◆ Work instructions: Retype all of the entries word for word.

◆ Exercise materials:
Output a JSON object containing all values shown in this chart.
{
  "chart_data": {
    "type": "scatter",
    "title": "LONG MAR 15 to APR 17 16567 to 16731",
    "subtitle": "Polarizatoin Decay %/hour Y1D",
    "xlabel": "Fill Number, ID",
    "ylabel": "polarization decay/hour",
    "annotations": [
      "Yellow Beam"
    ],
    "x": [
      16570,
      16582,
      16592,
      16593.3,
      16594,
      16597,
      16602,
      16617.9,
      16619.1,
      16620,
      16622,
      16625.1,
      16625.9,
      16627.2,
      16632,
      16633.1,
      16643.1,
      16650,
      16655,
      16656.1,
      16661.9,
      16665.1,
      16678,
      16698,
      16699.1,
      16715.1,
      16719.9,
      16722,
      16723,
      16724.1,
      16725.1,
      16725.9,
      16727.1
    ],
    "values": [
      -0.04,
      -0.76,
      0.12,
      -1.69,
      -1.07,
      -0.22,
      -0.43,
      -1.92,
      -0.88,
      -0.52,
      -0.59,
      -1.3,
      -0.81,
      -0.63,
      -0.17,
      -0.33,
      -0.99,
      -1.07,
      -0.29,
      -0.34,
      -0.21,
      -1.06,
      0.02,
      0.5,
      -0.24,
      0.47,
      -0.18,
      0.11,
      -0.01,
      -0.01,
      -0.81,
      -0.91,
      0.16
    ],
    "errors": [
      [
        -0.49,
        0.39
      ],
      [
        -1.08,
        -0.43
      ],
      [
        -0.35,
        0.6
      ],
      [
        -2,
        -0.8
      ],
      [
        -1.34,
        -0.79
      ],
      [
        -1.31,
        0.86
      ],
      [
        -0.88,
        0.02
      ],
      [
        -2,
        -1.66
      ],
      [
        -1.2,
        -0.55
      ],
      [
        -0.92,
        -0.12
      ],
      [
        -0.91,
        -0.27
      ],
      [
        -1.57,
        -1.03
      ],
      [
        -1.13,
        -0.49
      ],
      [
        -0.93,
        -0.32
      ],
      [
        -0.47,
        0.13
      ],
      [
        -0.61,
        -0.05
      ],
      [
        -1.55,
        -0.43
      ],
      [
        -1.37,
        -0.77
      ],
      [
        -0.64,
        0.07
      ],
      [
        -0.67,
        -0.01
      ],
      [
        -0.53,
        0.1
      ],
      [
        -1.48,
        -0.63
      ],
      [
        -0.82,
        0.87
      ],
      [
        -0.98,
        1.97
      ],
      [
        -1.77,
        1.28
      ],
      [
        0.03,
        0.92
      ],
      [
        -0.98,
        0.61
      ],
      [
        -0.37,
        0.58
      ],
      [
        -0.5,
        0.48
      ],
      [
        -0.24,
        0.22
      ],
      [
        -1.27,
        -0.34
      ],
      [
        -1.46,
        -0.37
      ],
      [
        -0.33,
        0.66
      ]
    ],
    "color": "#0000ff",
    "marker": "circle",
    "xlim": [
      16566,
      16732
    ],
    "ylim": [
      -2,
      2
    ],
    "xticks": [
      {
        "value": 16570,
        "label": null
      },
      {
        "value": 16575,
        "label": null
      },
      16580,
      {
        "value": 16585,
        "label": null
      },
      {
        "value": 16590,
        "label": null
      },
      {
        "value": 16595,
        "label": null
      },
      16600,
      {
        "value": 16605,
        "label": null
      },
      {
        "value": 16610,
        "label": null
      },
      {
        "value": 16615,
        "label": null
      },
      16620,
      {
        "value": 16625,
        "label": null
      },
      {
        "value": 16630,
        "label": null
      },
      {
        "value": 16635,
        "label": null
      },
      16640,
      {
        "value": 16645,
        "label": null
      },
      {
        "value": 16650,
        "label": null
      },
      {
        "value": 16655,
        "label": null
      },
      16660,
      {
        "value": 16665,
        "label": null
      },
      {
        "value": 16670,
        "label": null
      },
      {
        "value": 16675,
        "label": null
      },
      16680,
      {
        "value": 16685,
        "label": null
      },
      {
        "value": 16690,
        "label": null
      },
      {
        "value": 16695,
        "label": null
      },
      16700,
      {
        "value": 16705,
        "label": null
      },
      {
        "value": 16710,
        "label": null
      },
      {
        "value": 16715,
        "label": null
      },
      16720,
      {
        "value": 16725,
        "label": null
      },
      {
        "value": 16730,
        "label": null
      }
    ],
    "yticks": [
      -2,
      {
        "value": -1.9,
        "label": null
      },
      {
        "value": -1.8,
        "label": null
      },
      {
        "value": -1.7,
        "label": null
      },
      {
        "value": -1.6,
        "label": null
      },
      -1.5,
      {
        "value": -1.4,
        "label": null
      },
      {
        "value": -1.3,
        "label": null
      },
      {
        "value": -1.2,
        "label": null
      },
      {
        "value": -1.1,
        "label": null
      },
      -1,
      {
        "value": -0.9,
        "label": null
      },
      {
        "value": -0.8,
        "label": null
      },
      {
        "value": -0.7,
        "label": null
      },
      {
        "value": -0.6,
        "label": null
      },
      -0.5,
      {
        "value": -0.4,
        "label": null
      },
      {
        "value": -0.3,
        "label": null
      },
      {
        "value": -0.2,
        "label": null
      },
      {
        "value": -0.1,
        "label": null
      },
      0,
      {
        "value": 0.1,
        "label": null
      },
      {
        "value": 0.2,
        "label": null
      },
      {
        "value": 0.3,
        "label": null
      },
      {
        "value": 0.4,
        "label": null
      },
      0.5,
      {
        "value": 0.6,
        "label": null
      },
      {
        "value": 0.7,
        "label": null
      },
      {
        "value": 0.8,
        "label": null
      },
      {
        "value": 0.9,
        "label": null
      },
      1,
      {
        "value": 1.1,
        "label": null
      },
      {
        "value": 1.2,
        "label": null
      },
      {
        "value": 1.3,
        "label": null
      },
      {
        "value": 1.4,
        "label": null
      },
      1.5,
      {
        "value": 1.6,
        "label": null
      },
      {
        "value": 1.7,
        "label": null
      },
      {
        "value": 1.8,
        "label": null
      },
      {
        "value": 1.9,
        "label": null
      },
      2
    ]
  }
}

◆ Answer below:
Output a JSON object containing all values shown in this chart.
{
  "chart_data": {
    "type": "scatter",
    "title": "LONG MAR 15 to APR 17 16567 to 16731",
    "subtitle": "Polarizatoin Decay %/hour Y1D",
    "xlabel": "Fill Number, ID",
    "ylabel": "polarization decay/hour",
    "annotations": [
      "Yellow Beam"
    ],
    "x": [
      16570,
      16582,
      16592,
      16593.3,
      16594,
      16597,
      16602,
      16617.9,
      16619.1,
      16620,
      16622,
      16625.1,
      16625.9,
      16627.2,
      16632,
      16633.1,
      16643.1,
      16650,
      16655,
      16656.1,
      16661.9,
      16665.1,
      16678,
      16698,
      16699.1,
      16715.1,
      16719.9,
      16722,
      16723,
      16724.1,
      16725.1,
      16725.9,
      16727.1
    ],
    "values": [
      -0.04,
      -0.76,
      0.12,
      -1.69,
      -1.07,
      -0.22,
      -0.43,
      -1.92,
      -0.88,
      -0.52,
      -0.59,
      -1.3,
      -0.81,
      -0.63,
      -0.17,
      -0.33,
      -0.99,
      -1.07,
      -0.29,
      -0.34,
      -0.21,
      -1.06,
      0.02,
      0.5,
      -0.24,
      0.47,
      -0.18,
      0.11,
      -0.01,
      -0.01,
      -0.81,
      -0.91,
      0.16
    ],
    "errors": [
      [
        -0.49,
        0.39
      ],
      [
        -1.08,
        -0.43
      ],
      [
        -0.35,
        0.6
      ],
      [
        -2,
        -0.8
      ],
      [
        -1.34,
        -0.79
      ],
      [
        -1.31,
        0.86
      ],
      [
        -0.88,
        0.02
      ],
      [
        -2,
        -1.66
      ],
      [
        -1.2,
        -0.55
      ],
      [
        -0.92,
        -0.12
      ],
      [
        -0.91,
        -0.27
      ],
      [
        -1.57,
        -1.03
      ],
      [
        -1.13,
        -0.49
      ],
      [
        -0.93,
        -0.32
      ],
      [
        -0.47,
        0.13
      ],
      [
        -0.61,
        -0.05
      ],
      [
        -1.55,
        -0.43
      ],
      [
        -1.37,
        -0.77
      ],
      [
        -0.64,
        0.07
      ],
      [
        -0.67,
        -0.01
      ],
      [
        -0.53,
        0.1
      ],
      [
        -1.48,
        -0.63
      ],
      [
        -0.82,
        0.87
      ],
      [
        -0.98,
        1.97
      ],
      [
        -1.77,
        1.28
      ],
      [
        0.03,
        0.92
      ],
      [
        -0.98,
        0.61
      ],
      [
        -0.37,
        0.58
      ],
      [
        -0.5,
        0.48
      ],
      [
        -0.24,
        0.22
      ],
      [
        -1.27,
        -0.34
      ],
      [
        -1.46,
        -0.37
      ],
      [
        -0.33,
        0.66
      ]
    ],
    "color": "#0000ff",
    "marker": "circle",
    "xlim": [
      16566,
      16732
    ],
    "ylim": [
      -2,
      2
    ],
    "xticks": [
      {
        "value": 16570,
        "label": null
      },
      {
        "value": 16575,
        "label": null
      },
      16580,
      {
        "value": 16585,
        "label": null
      },
      {
        "value": 16590,
        "label": null
      },
      {
        "value": 16595,
        "label": null
      },
      16600,
      {
        "value": 16605,
        "label": null
      },
      {
        "value": 16610,
        "label": null
      },
      {
        "value": 16615,
        "label": null
      },
      16620,
      {
        "value": 16625,
        "label": null
      },
      {
        "value": 16630,
        "label": null
      },
      {
        "value": 16635,
        "label": null
      },
      16640,
      {
        "value": 16645,
        "label": null
      },
      {
        "value": 16650,
        "label": null
      },
      {
        "value": 16655,
        "label": null
      },
      16660,
      {
        "value": 16665,
        "label": null
      },
      {
        "value": 16670,
        "label": null
      },
      {
        "value": 16675,
        "label": null
      },
      16680,
      {
        "value": 16685,
        "label": null
      },
      {
        "value": 16690,
        "label": null
      },
      {
        "value": 16695,
        "label": null
      },
      16700,
      {
        "value": 16705,
        "label": null
      },
      {
        "value": 16710,
        "label": null
      },
      {
        "value": 16715,
        "label": null
      },
      16720,
      {
        "value": 16725,
        "label": null
      },
      {
        "value": 16730,
        "label": null
      }
    ],
    "yticks": [
      -2,
      {
        "value": -1.9,
        "label": null
      },
      {
        "value": -1.8,
        "label": null
      },
      {
        "value": -1.7,
        "label": null
      },
      {
        "value": -1.6,
        "label": null
      },
      -1.5,
      {
        "value": -1.4,
        "label": null
      },
      {
        "value": -1.3,
        "label": null
      },
      {
        "value": -1.2,
        "label": null
      },
      {
        "value": -1.1,
        "label": null
      },
      -1,
      {
        "value": -0.9,
        "label": null
      },
      {
        "value": -0.8,
        "label": null
      },
      {
        "value": -0.7,
        "label": null
      },
      {
        "value": -0.6,
        "label": null
      },
      -0.5,
      {
        "value": -0.4,
        "label": null
      },
      {
        "value": -0.3,
        "label": null
      },
      {
        "value": -0.2,
        "label": null
      },
      {
        "value": -0.1,
        "label": null
      },
      0,
      {
        "value": 0.1,
        "label": null
      },
      {
        "value": 0.2,
        "label": null
      },
      {
        "value": 0.3,
        "label": null
      },
      {
        "value": 0.4,
        "label": null
      },
      0.5,
      {
        "value": 0.6,
        "label": null
      },
      {
        "value": 0.7,
        "label": null
      },
      {
        "value": 0.8,
        "label": null
      },
      {
        "value": 0.9,
        "label": null
      },
      1,
      {
        "value": 1.1,
        "label": null
      },
      {
        "value": 1.2,
        "label": null
      },
      {
        "value": 1.3,
        "label": null
      },
      {
        "value": 1.4,
        "label": null
      },
      1.5,
      {
        "value": 1.6,
        "label": null
      },
      {
        "value": 1.7,
        "label": null
      },
      {
        "value": 1.8,
        "label": null
      },
      {
        "value": 1.9,
        "label": null
      },
      2
    ]
  }
}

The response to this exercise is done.